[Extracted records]
--*--

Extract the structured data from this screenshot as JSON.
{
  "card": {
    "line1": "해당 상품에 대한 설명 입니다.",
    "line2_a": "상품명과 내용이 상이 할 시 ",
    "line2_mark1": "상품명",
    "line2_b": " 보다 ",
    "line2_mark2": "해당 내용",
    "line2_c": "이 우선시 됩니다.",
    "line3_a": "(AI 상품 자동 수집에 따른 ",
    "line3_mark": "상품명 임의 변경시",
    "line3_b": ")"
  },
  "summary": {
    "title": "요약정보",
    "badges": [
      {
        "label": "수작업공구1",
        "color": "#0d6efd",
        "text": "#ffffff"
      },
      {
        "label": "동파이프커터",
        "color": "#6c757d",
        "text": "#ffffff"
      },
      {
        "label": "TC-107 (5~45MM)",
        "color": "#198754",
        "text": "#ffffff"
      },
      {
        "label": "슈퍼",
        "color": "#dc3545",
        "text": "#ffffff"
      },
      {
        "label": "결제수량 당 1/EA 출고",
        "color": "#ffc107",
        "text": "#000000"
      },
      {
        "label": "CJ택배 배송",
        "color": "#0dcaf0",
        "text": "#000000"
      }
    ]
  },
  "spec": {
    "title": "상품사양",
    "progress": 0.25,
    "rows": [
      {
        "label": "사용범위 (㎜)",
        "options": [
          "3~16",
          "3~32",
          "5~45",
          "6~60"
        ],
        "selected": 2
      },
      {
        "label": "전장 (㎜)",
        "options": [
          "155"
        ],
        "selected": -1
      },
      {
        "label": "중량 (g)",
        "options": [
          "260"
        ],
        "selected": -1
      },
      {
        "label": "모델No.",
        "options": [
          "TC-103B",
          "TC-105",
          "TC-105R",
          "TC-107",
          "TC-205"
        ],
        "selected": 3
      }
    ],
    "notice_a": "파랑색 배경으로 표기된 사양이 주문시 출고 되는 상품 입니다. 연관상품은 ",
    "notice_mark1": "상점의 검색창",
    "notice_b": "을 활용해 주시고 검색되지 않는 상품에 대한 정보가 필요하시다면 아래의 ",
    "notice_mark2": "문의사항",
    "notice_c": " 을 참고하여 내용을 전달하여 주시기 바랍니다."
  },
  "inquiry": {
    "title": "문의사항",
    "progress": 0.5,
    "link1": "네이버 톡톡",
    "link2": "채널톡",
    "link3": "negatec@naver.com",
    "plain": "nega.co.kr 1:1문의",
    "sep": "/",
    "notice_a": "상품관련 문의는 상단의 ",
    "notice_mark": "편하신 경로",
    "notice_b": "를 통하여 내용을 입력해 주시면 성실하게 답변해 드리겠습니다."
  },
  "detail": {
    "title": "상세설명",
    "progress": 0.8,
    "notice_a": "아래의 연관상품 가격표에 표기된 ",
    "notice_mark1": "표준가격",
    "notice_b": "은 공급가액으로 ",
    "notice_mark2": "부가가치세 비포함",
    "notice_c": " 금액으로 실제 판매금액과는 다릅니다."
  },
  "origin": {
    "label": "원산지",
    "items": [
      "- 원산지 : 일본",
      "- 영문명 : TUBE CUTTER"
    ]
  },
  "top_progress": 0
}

--*--

Using the listing above, show every line that includes the string "selected".

**ANSWER TO THE EXERCISE:**
        "selected": 2
        "selected": -1
        "selected": -1
        "selected": 3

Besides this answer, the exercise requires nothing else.